Give the data below again exactly as written, without its pictures.
* BEGIN *
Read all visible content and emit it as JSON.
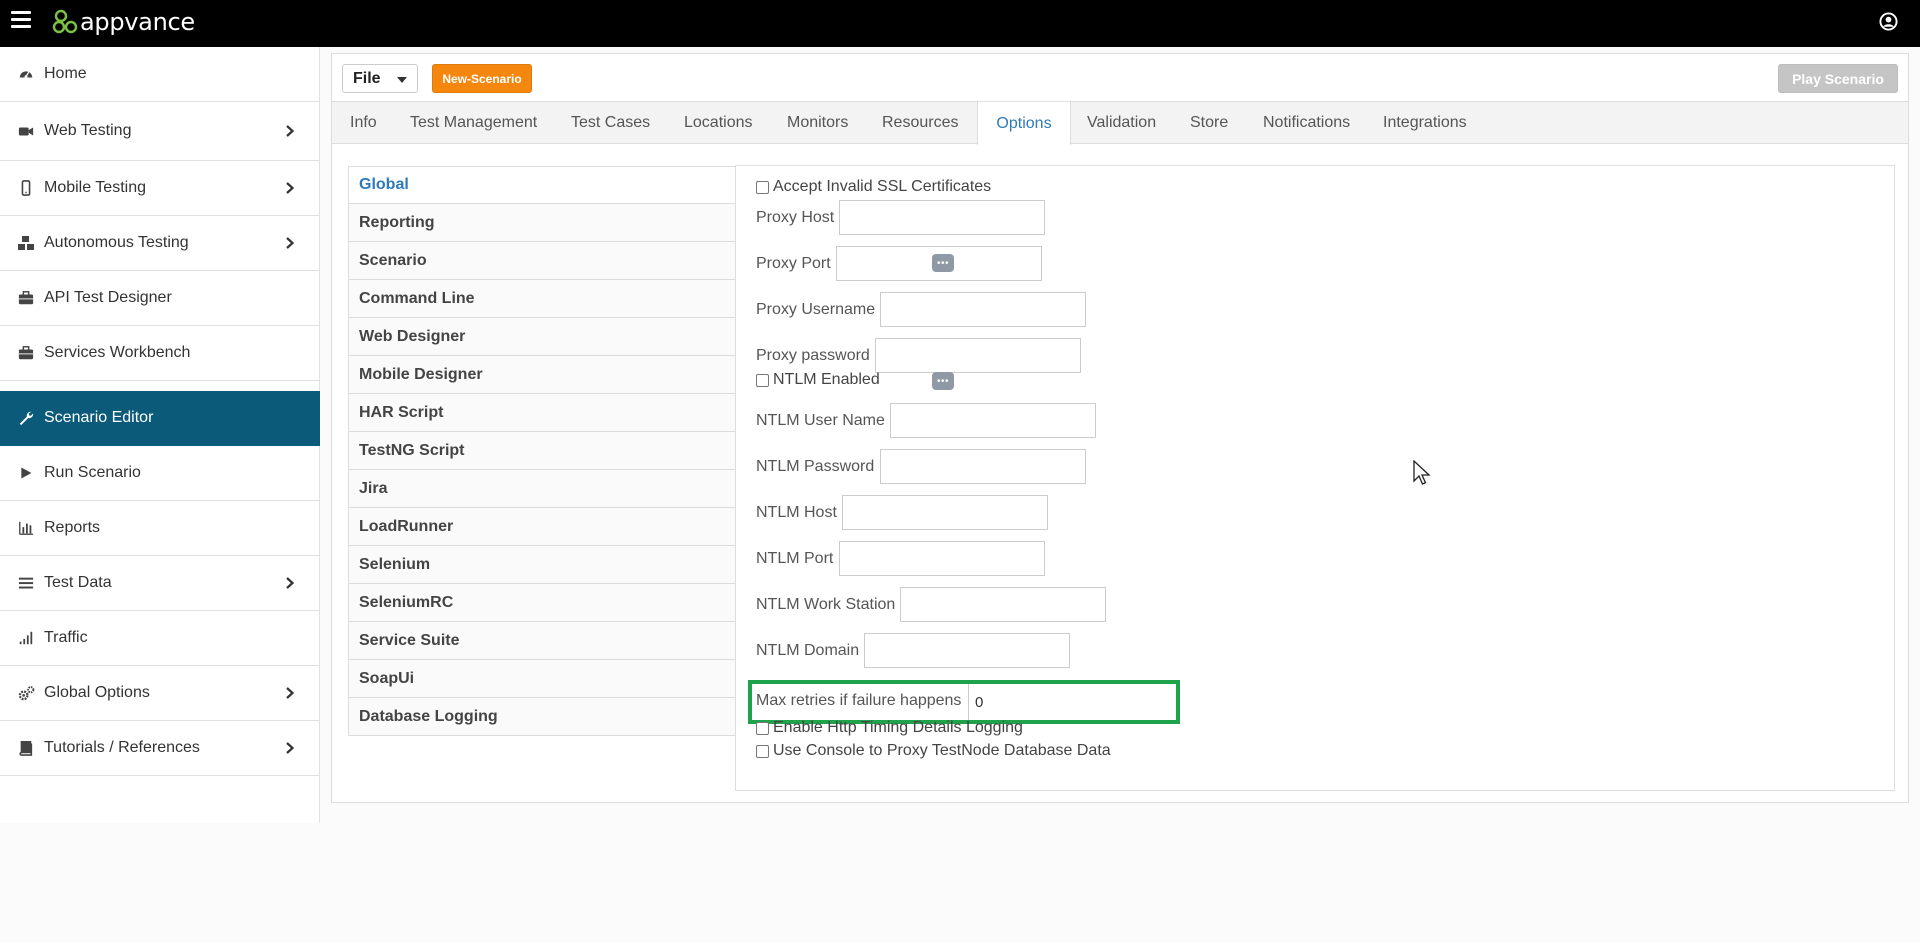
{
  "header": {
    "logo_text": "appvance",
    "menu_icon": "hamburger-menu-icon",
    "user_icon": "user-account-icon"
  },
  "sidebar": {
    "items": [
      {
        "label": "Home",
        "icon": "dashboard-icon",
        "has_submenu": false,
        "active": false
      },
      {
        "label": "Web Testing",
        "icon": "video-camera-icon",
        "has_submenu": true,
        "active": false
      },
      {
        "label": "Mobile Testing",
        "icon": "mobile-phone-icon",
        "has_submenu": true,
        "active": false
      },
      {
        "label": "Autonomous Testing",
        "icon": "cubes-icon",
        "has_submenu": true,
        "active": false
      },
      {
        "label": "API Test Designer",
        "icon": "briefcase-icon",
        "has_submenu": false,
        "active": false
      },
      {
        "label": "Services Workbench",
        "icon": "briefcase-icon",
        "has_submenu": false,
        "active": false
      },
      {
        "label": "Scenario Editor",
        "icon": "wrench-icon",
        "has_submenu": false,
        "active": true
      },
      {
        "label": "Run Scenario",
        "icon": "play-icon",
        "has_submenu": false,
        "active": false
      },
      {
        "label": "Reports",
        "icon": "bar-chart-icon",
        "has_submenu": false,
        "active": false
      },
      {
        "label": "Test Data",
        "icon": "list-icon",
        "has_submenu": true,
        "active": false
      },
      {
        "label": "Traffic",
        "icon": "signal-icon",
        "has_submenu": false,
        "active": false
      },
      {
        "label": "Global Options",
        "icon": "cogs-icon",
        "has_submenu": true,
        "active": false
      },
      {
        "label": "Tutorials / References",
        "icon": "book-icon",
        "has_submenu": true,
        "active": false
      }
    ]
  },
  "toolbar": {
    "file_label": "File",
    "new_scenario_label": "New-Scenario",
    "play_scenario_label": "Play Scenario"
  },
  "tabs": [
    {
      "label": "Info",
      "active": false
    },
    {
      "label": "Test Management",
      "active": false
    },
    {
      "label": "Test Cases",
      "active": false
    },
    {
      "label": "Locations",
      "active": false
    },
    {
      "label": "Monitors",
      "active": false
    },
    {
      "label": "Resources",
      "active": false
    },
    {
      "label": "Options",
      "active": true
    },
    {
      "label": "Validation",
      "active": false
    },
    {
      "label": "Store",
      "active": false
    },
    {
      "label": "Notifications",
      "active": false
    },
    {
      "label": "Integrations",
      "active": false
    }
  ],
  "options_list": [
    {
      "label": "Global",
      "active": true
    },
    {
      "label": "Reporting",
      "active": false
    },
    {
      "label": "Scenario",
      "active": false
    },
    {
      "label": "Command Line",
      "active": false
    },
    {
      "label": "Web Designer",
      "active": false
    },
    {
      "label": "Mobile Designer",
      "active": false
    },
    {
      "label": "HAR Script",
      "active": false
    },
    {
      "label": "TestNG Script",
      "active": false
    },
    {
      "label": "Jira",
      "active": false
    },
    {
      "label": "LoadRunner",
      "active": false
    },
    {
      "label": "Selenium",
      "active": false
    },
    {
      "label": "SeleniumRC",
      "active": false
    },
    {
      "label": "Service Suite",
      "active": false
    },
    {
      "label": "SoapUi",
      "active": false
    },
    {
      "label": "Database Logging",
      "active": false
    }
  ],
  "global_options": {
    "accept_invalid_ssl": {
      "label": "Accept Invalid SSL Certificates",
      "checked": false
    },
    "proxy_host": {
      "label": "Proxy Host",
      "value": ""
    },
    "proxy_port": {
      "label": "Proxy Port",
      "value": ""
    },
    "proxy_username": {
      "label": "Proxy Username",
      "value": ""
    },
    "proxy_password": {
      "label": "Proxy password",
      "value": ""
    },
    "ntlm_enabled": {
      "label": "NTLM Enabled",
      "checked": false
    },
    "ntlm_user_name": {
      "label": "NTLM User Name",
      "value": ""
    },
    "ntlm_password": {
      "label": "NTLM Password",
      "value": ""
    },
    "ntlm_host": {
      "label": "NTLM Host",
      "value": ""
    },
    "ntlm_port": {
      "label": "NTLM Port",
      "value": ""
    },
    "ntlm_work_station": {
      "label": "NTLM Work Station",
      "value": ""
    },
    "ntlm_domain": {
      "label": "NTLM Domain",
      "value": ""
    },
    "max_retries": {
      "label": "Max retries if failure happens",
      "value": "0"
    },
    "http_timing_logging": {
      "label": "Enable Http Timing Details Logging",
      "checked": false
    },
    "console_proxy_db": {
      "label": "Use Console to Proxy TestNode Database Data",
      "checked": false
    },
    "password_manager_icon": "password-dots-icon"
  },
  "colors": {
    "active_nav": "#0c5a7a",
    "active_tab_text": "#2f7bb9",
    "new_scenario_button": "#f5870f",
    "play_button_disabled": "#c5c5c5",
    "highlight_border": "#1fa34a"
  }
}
* END *
_EXERCISE OUTPUT_:
Read all visible content and emit it as JSON.
{
  "header": {
    "logo_text": "appvance",
    "menu_icon": "hamburger-menu-icon",
    "user_icon": "user-account-icon"
  },
  "sidebar": {
    "items": [
      {
        "label": "Home",
        "icon": "dashboard-icon",
        "has_submenu": false,
        "active": false
      },
      {
        "label": "Web Testing",
        "icon": "video-camera-icon",
        "has_submenu": true,
        "active": false
      },
      {
        "label": "Mobile Testing",
        "icon": "mobile-phone-icon",
        "has_submenu": true,
        "active": false
      },
      {
        "label": "Autonomous Testing",
        "icon": "cubes-icon",
        "has_submenu": true,
        "active": false
      },
      {
        "label": "API Test Designer",
        "icon": "briefcase-icon",
        "has_submenu": false,
        "active": false
      },
      {
        "label": "Services Workbench",
        "icon": "briefcase-icon",
        "has_submenu": false,
        "active": false
      },
      {
        "label": "Scenario Editor",
        "icon": "wrench-icon",
        "has_submenu": false,
        "active": true
      },
      {
        "label": "Run Scenario",
        "icon": "play-icon",
        "has_submenu": false,
        "active": false
      },
      {
        "label": "Reports",
        "icon": "bar-chart-icon",
        "has_submenu": false,
        "active": false
      },
      {
        "label": "Test Data",
        "icon": "list-icon",
        "has_submenu": true,
        "active": false
      },
      {
        "label": "Traffic",
        "icon": "signal-icon",
        "has_submenu": false,
        "active": false
      },
      {
        "label": "Global Options",
        "icon": "cogs-icon",
        "has_submenu": true,
        "active": false
      },
      {
        "label": "Tutorials / References",
        "icon": "book-icon",
        "has_submenu": true,
        "active": false
      }
    ]
  },
  "toolbar": {
    "file_label": "File",
    "new_scenario_label": "New-Scenario",
    "play_scenario_label": "Play Scenario"
  },
  "tabs": [
    {
      "label": "Info",
      "active": false
    },
    {
      "label": "Test Management",
      "active": false
    },
    {
      "label": "Test Cases",
      "active": false
    },
    {
      "label": "Locations",
      "active": false
    },
    {
      "label": "Monitors",
      "active": false
    },
    {
      "label": "Resources",
      "active": false
    },
    {
      "label": "Options",
      "active": true
    },
    {
      "label": "Validation",
      "active": false
    },
    {
      "label": "Store",
      "active": false
    },
    {
      "label": "Notifications",
      "active": false
    },
    {
      "label": "Integrations",
      "active": false
    }
  ],
  "options_list": [
    {
      "label": "Global",
      "active": true
    },
    {
      "label": "Reporting",
      "active": false
    },
    {
      "label": "Scenario",
      "active": false
    },
    {
      "label": "Command Line",
      "active": false
    },
    {
      "label": "Web Designer",
      "active": false
    },
    {
      "label": "Mobile Designer",
      "active": false
    },
    {
      "label": "HAR Script",
      "active": false
    },
    {
      "label": "TestNG Script",
      "active": false
    },
    {
      "label": "Jira",
      "active": false
    },
    {
      "label": "LoadRunner",
      "active": false
    },
    {
      "label": "Selenium",
      "active": false
    },
    {
      "label": "SeleniumRC",
      "active": false
    },
    {
      "label": "Service Suite",
      "active": false
    },
    {
      "label": "SoapUi",
      "active": false
    },
    {
      "label": "Database Logging",
      "active": false
    }
  ],
  "global_options": {
    "accept_invalid_ssl": {
      "label": "Accept Invalid SSL Certificates",
      "checked": false
    },
    "proxy_host": {
      "label": "Proxy Host",
      "value": ""
    },
    "proxy_port": {
      "label": "Proxy Port",
      "value": ""
    },
    "proxy_username": {
      "label": "Proxy Username",
      "value": ""
    },
    "proxy_password": {
      "label": "Proxy password",
      "value": ""
    },
    "ntlm_enabled": {
      "label": "NTLM Enabled",
      "checked": false
    },
    "ntlm_user_name": {
      "label": "NTLM User Name",
      "value": ""
    },
    "ntlm_password": {
      "label": "NTLM Password",
      "value": ""
    },
    "ntlm_host": {
      "label": "NTLM Host",
      "value": ""
    },
    "ntlm_port": {
      "label": "NTLM Port",
      "value": ""
    },
    "ntlm_work_station": {
      "label": "NTLM Work Station",
      "value": ""
    },
    "ntlm_domain": {
      "label": "NTLM Domain",
      "value": ""
    },
    "max_retries": {
      "label": "Max retries if failure happens",
      "value": "0"
    },
    "http_timing_logging": {
      "label": "Enable Http Timing Details Logging",
      "checked": false
    },
    "console_proxy_db": {
      "label": "Use Console to Proxy TestNode Database Data",
      "checked": false
    },
    "password_manager_icon": "password-dots-icon"
  },
  "colors": {
    "active_nav": "#0c5a7a",
    "active_tab_text": "#2f7bb9",
    "new_scenario_button": "#f5870f",
    "play_button_disabled": "#c5c5c5",
    "highlight_border": "#1fa34a"
  }
}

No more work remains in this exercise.